(Stored records)

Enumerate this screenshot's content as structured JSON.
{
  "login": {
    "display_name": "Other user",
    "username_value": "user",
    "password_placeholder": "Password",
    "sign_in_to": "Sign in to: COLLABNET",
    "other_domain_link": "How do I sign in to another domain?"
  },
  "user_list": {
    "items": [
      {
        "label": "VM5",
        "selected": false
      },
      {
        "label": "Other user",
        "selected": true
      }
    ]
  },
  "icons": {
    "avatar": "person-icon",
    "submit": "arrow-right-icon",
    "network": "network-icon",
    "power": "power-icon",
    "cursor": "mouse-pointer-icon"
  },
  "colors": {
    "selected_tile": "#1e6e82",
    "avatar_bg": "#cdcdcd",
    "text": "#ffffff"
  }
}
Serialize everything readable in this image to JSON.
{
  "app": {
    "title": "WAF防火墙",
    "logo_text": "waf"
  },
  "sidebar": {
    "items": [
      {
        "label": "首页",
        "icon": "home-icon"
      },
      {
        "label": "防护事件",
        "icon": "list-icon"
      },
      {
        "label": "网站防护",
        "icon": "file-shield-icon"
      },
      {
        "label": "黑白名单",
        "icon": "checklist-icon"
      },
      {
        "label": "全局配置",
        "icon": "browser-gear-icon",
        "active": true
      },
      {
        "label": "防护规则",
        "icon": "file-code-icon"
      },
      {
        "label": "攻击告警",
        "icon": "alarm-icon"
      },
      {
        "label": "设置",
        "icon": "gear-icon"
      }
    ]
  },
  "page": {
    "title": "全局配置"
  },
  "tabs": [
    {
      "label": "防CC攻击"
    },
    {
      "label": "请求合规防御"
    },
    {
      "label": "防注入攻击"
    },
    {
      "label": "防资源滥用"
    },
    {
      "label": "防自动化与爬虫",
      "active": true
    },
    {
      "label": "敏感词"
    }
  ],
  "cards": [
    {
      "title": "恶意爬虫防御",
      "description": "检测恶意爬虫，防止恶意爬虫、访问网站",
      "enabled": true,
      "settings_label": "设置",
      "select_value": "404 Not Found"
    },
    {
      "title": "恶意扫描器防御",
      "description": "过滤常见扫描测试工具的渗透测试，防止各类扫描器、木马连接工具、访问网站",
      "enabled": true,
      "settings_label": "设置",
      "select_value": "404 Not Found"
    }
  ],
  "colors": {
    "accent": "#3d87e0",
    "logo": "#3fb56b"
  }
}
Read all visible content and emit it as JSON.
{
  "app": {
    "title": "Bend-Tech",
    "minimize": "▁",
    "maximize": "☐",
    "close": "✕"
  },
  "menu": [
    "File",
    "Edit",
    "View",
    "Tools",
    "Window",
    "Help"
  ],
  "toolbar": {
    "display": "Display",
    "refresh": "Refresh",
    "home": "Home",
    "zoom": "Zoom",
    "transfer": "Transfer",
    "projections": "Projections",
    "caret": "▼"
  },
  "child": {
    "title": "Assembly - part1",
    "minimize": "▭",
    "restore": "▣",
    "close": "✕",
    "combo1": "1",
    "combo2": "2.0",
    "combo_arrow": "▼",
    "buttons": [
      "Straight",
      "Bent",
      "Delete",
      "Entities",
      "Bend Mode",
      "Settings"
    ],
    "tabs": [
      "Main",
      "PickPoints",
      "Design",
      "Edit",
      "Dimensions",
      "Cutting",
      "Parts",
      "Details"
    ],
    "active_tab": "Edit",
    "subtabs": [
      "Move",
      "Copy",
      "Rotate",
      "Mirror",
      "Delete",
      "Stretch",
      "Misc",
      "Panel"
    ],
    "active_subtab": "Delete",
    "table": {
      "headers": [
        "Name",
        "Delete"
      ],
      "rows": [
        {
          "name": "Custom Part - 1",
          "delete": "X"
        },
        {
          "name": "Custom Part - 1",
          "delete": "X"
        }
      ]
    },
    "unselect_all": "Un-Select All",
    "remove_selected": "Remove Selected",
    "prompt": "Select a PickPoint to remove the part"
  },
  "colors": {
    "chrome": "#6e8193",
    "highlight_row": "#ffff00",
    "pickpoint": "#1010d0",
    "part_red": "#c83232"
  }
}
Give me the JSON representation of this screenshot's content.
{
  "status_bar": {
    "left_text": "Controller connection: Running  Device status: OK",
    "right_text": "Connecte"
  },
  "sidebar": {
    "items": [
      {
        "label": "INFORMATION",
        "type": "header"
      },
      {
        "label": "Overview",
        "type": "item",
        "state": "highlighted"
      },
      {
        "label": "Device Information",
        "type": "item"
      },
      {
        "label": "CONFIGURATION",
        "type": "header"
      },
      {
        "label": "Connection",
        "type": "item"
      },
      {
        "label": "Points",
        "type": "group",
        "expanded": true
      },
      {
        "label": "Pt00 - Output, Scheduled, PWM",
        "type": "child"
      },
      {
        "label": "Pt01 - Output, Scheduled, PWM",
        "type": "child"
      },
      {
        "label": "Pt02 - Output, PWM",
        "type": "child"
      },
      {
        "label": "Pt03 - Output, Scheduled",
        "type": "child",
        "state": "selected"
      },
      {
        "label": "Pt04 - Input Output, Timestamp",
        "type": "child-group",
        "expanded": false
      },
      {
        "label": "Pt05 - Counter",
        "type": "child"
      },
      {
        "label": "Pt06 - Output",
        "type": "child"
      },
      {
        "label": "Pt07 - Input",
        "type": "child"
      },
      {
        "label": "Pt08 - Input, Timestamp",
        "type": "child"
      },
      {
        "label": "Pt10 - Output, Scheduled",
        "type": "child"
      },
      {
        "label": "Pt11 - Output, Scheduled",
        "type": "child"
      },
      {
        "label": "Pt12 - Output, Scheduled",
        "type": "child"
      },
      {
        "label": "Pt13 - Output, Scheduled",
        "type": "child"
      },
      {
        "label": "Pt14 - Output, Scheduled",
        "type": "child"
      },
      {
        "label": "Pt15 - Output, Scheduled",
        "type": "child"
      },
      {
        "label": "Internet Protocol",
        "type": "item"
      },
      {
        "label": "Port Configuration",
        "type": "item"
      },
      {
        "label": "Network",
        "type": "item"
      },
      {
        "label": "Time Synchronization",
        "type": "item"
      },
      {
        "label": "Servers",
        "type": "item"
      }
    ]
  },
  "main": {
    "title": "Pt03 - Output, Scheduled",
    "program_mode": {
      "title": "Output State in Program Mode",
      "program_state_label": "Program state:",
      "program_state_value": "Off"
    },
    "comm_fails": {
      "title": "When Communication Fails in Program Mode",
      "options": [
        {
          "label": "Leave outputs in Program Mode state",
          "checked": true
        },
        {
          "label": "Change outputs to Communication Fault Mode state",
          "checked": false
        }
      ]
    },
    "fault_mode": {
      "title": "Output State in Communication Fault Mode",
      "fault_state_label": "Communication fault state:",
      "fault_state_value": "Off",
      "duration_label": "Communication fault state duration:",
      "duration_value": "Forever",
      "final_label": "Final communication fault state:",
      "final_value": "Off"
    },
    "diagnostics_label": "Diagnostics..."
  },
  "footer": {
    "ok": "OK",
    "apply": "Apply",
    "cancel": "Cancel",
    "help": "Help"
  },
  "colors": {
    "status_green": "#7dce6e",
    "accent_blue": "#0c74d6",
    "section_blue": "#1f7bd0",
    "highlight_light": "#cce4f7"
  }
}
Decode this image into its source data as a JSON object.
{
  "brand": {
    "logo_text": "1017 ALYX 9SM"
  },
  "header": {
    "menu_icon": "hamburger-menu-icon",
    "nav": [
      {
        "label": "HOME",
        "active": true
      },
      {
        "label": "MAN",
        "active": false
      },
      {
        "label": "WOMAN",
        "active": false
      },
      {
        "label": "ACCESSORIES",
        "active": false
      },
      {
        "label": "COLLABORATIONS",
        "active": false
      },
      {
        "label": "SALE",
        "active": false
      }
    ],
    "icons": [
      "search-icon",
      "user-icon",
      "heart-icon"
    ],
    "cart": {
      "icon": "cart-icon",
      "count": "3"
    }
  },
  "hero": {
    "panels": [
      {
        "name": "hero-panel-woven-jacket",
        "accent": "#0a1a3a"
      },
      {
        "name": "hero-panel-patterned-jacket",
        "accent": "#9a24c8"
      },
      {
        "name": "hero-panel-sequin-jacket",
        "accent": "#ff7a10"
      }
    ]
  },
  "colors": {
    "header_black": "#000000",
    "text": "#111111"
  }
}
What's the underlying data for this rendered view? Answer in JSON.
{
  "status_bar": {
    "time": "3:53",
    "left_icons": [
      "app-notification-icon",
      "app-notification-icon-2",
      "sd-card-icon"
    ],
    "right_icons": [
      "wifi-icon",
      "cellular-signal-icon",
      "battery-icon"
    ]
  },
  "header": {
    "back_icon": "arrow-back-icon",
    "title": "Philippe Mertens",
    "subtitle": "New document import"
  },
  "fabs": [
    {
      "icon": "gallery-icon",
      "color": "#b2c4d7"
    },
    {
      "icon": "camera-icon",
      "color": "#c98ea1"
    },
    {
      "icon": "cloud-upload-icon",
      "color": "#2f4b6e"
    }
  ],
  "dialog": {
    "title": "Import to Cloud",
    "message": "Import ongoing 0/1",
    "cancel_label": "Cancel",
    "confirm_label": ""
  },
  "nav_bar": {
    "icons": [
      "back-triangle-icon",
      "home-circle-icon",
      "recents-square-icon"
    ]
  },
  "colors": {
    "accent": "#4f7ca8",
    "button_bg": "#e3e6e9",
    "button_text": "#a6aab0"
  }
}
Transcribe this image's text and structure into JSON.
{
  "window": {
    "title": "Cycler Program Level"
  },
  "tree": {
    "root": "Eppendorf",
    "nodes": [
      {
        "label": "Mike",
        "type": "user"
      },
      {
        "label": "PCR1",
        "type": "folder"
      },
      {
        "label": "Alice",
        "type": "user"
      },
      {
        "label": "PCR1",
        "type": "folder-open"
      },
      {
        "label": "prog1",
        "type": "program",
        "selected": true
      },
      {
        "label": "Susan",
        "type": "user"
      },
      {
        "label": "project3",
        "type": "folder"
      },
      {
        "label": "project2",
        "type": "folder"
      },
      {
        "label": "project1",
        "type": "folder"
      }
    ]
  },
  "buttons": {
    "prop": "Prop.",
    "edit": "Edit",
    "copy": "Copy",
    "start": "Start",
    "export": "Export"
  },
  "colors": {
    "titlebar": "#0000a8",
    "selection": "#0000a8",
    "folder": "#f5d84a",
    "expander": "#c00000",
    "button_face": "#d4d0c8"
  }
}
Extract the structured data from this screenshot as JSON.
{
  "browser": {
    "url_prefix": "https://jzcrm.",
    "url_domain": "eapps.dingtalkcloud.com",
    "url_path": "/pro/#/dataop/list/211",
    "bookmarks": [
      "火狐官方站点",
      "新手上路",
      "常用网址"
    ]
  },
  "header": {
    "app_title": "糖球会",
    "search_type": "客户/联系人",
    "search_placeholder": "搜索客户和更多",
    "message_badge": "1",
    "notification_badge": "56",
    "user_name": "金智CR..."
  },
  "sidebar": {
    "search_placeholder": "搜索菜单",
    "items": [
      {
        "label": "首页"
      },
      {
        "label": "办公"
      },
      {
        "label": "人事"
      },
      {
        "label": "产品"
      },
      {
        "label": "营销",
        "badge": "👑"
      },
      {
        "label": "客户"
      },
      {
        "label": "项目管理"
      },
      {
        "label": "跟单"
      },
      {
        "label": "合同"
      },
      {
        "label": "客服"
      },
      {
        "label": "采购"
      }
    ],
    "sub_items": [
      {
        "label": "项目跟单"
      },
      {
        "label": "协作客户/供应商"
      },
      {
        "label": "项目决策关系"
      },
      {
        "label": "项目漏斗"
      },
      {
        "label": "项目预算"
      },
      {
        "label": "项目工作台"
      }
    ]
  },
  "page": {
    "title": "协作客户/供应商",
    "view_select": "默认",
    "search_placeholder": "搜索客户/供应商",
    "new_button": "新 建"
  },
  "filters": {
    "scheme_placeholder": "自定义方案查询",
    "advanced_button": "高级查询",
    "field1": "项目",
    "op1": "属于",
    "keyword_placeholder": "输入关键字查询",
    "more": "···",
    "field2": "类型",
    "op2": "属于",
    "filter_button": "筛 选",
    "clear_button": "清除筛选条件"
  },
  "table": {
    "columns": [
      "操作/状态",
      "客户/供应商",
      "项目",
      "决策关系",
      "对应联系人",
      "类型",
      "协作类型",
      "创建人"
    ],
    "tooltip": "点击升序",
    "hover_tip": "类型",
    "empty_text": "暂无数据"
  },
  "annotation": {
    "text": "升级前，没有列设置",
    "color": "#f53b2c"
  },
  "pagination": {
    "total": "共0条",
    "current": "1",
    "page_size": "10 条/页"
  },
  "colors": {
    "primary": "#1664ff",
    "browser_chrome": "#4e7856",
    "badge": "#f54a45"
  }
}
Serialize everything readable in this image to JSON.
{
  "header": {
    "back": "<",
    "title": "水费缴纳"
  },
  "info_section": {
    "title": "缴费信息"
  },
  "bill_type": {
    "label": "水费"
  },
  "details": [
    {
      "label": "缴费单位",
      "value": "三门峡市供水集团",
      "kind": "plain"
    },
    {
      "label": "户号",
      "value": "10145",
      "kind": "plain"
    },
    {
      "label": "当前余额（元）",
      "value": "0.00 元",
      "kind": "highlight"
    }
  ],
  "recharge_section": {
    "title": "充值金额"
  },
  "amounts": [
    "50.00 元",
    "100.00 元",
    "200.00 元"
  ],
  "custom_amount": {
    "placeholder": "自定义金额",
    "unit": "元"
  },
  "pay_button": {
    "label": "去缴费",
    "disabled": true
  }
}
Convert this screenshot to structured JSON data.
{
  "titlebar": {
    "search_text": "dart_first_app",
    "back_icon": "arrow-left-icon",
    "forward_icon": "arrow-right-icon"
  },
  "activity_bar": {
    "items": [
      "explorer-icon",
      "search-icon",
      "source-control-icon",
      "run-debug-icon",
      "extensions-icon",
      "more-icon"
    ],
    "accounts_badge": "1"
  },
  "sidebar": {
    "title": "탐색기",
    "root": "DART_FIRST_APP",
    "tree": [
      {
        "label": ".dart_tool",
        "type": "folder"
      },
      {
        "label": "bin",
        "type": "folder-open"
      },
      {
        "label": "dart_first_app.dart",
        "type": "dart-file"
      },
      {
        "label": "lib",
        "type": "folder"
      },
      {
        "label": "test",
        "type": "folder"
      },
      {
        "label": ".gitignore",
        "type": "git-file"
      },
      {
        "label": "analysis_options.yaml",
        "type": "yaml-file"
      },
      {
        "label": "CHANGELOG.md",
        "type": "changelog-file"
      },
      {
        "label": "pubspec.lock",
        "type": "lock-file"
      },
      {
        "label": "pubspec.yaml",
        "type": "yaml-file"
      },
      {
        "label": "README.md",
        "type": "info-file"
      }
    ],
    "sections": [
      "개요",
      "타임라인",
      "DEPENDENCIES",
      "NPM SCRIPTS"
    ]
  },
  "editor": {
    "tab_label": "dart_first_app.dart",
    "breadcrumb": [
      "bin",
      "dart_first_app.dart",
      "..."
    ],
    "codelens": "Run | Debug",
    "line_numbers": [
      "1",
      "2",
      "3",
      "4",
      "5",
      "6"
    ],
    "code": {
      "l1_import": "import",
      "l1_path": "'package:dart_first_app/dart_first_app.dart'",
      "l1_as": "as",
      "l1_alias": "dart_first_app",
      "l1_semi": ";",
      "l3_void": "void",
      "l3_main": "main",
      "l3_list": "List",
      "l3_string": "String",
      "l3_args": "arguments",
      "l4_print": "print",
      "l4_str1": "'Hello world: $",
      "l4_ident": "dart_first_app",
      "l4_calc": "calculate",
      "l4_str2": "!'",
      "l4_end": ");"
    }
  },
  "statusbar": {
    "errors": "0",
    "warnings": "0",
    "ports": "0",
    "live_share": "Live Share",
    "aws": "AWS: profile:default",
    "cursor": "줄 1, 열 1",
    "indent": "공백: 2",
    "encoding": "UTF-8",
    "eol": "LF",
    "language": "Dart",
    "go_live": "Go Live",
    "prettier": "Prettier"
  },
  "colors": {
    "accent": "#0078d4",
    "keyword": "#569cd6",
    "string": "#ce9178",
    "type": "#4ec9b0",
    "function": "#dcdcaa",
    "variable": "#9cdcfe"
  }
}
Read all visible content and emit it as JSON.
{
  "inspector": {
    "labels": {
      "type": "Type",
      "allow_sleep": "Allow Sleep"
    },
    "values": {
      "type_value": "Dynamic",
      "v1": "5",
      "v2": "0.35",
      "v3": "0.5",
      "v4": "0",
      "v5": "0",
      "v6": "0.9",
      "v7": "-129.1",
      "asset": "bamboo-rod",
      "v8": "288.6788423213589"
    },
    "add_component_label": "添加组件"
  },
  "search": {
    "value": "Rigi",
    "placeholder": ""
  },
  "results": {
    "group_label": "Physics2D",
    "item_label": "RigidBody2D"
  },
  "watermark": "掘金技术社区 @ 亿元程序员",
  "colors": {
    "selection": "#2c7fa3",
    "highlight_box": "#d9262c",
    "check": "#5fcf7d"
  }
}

Objective
Extract each line from the listing that holds the word "into".

Output of the task
Decode this image into its source data as a JSON object.
Transcribe this image's text and structure into JSON.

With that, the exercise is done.